**Dataset:**
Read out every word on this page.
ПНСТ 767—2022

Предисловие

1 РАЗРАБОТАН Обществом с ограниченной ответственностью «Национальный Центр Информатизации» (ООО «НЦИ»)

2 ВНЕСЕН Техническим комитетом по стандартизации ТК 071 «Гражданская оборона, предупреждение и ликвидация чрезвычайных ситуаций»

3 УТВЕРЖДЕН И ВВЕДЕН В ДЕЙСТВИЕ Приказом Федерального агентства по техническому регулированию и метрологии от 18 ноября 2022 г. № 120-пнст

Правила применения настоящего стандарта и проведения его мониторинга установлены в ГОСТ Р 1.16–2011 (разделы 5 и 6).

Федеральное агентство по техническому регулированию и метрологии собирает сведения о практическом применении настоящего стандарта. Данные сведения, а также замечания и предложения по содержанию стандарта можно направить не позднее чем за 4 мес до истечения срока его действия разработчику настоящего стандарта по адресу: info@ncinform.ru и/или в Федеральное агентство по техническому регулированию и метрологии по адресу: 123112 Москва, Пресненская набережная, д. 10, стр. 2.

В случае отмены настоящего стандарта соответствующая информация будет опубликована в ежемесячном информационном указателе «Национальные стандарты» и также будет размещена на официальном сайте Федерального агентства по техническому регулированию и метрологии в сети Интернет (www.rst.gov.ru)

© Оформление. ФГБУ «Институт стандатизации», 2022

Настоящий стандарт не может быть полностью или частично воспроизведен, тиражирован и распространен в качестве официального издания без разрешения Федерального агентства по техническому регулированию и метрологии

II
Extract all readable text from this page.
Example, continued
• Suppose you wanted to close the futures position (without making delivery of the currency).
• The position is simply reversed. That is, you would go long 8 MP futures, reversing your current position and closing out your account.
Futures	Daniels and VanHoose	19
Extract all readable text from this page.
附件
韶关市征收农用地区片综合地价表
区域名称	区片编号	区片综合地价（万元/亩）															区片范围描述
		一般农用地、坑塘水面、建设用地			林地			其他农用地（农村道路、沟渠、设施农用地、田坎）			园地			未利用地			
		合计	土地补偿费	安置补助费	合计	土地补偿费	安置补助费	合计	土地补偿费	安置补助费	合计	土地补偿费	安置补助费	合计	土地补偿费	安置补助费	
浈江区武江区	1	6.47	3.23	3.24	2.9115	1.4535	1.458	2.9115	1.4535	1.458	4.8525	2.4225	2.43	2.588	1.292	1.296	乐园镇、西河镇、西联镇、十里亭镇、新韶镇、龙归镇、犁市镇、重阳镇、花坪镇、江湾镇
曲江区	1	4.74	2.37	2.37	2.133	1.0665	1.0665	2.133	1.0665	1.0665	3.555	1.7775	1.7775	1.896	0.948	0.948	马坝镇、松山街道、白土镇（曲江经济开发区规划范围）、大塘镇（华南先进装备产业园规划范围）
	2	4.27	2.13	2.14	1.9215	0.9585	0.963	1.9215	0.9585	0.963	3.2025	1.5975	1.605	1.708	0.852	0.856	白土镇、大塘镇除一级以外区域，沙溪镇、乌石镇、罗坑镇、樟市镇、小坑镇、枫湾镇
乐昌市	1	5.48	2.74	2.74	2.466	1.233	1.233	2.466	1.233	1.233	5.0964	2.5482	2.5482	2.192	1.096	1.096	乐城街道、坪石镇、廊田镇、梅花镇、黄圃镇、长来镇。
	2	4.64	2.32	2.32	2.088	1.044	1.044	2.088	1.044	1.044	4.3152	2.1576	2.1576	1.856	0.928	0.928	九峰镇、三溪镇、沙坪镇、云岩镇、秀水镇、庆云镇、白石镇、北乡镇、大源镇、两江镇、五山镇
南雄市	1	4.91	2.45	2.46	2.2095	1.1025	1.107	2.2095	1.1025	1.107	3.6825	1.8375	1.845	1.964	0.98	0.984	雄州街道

**Work to complete:**
Show, from the listing above, each line that contains the word "Федерального".

**Full response:**
3 УТВЕРЖДЕН И ВВЕДЕН В ДЕЙСТВИЕ Приказом Федерального агентства по техническому регулированию и метрологии от 18 ноября 2022 г. № 120-пнст
В случае отмены настоящего стандарта соответствующая информация будет опубликована в ежемесячном информационном указателе «Национальные стандарты» и также будет размещена на официальном сайте Федерального агентства по техническому регулированию и метрологии в сети Интернет (www.rst.gov.ru)
Настоящий стандарт не может быть полностью или частично воспроизведен, тиражирован и распространен в качестве официального издания без разрешения Федерального агентства по техническому регулированию и метрологии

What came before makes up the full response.